■ Source extract
** START **

Sermons

Summary: Music is a powerful force for our spiritual good and growth. God created music and created humans to be blessed by it. God also has given the gift of music to some people, including David.

Introduction:

A. Maybe you have heard the saying, “Music can soothe the savage beast.”

1. And maybe you remember the classic cartoon where Bugs Bunny is reminded of the statement “music calm the savage beast” and Bugs starts playing a violin in order to calm the aggressive gorilla with music.

2. Actually, that statement, “music can soothe the savage beast” is a misquote of William Congreve’s 1697 play The Mourning Bride.

3. The actual line is “Music hath charms to soothe a savage breast, to soften rocks, or bend a knotted oak,” meaning music can calm intense emotions of the heart, not literal wild animals.

B. In spite of being a misquote, the statement is true.

1, Music is a powerful force – it gets our attention; it grabs our hearts; it transforms our souls.

2. Why is this the case? Because God has made it so.

3. God is the one who has created music and God has created us in a way that music ministers to us deep in our hearts and our minds and our souls.

4. Not only that, God has also given certain individuals the ability to make music.

5. All the way back in the Bible’s first genealogical records we read that Jubal “was the father of all who play the harp and flute.” (Gen. 4:21)

6. Jubal may have been the first, but he wasn’t the last and King David was given the gift of music.

I. David The Music Minister:

A. David, the man whose life we are studying, the man after God’s own heart, was a man of music.

1. Right in the middle of the Bible we find the book Psalms, all 150 of them.

2. More than half of them were written by David, and some of them, no doubt, were written in the very context we’re going to look at today, in the threatening presence of a madman named Saul.

B. After Samuel anointed David with oil, indicating God’s choice of him as the next king of Israel, we read some disturbing things about Saul.

1. The Bible says, “Now the Spirit of the LORD had departed from Saul, and an evil spirit from the LORD tormented him.” (1 Sam. 16:14)

2. Before we talk about the misery of this malady that Saul wrestled with, I think it’s important that we notice that the Spirit of the Lord departed from Saul before an evil spirit came.

3. It’s also important for us to understand that the indwelling of the Spirit is different for Christians than it was for the people of the Old Testament.

4. Before the coming of the Holy Spirit on the Day of Pentecost in Acts 2, the Spirit of God never permanently rested on any person, perhaps with the exception of David and John the Baptizer.

5. In Old Testament times, it was common for the Spirit of God to come for a temporary period of strengthening or insight or whatever was the need of the moment, and then to depart.

** END **

■ Data shown
** START **

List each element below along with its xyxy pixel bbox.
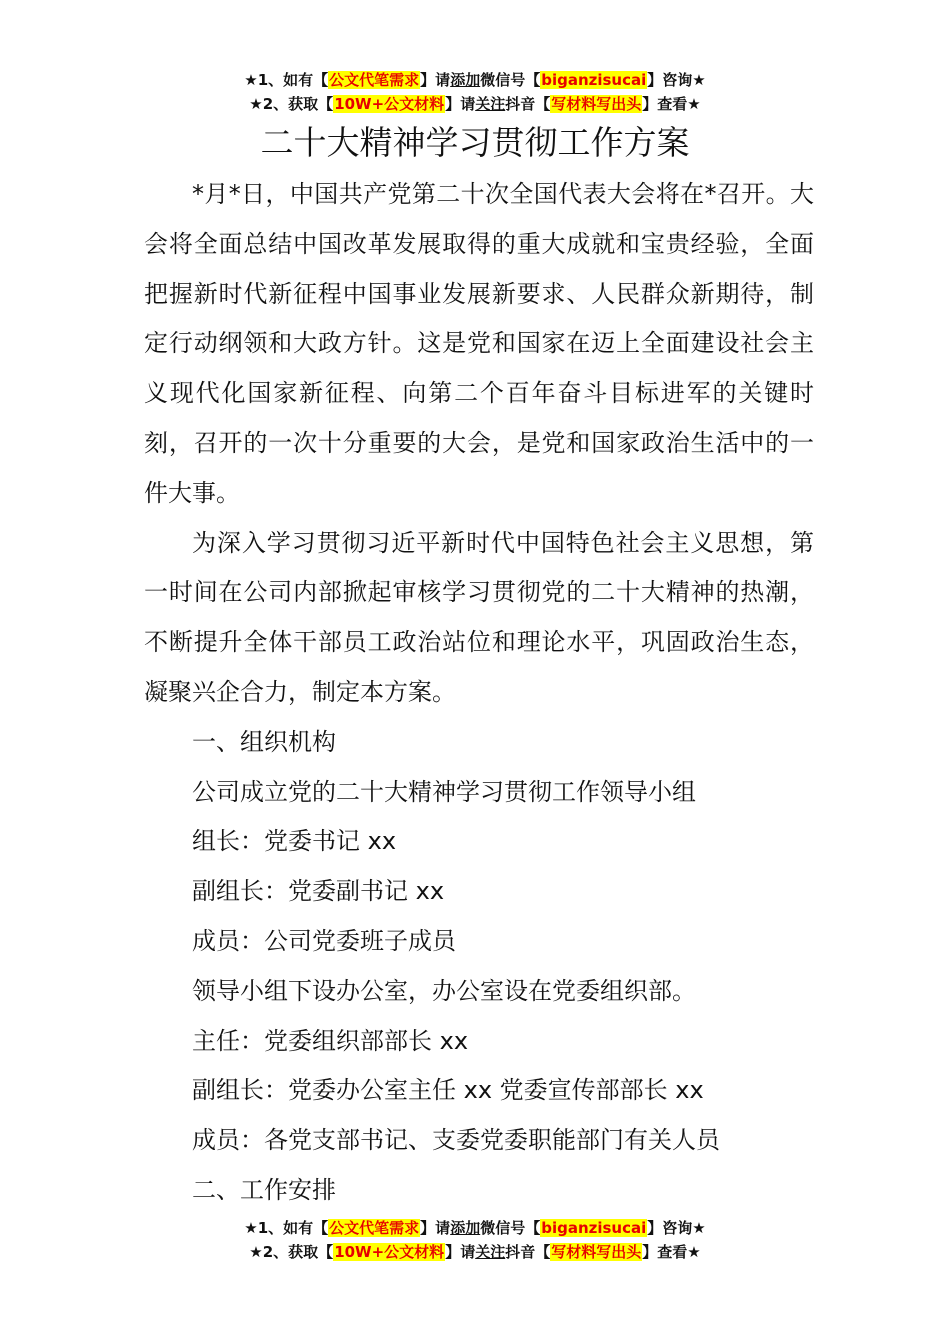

** END **

■ Required task A
In the sermon on music and David, which 1697 play is the saying about soothing the savage beast misquoted from?
■ Required task B
Translate this sentence from the sermon on music and David into Spanish: "David, the man whose life we are studying, the man after God’s own heart, was a man of music."
■ Required task C
Carry on the sermon about music and David from its last sentence.

■ Final result A
William Congreve’s play The Mourning Bride.

■ Final result B
David, el hombre cuya vida estamos estudiando, el hombre conforme al corazón de Dios, era un hombre de música.

■ Final result C
6. However, at Pentecost and from that time on, when the Holy Spirit comes into the believing sinner upon their baptism into Christ, He stays.

7. We remain sealed by the Holy Spirit, as Paul wrote, “And do not grieve the Holy Spirit of God, with whom you were sealed for the day of salvation.” (Eph. 4:30)

8. And as you know, for those of us who are Christians, our very bodies are the temple of the Holy Spirit – the Spirit of God resides in us! (1 Cor. 6:19)

C. But what was happening in 1 Samuel 16 with King Saul was many centuries before Pentecost.

1. We should not be surprised to read that as the Spirit of God departed from Saul, a vacuum was created into which God sent an evil spirit to torment him.

2. No one knows the exact reason that the Lord did this, but we can certainly speculate.

3. What seems most probable is that the Lord was disgusted with Saul.

4. It’s as if God was saying to Saul, “You have not taken me seriously. This will teach you to do that, Saul.”

5. The Hebrew word used here for “torment” means “to fall upon, to startle, to overwhelm.”

6. Keil and Delitzsch (Kyle, Deh-Litch), two reputable Old Testament scholars, say this about the evil spirit that came upon Saul, “The ‘evil spirit from Jehovah’ which came into Saul in the place of the Spirit of Jehovah, was not merely an inward feeling of depression at the rejection announced to him, which grew into melancholy, and occasionally broke out in passing fits of insanity, but a higher evil power, which took possession of him, and not only deprived him of his peace of mind, but stirred up the feelings, ideas, imagination, and thoughts of his soul to such an extent that at times it drove him even into madness. The demon is called ‘an evil spirit (coming) from Jehovah’ because Jehovah had sent it as a punishment…”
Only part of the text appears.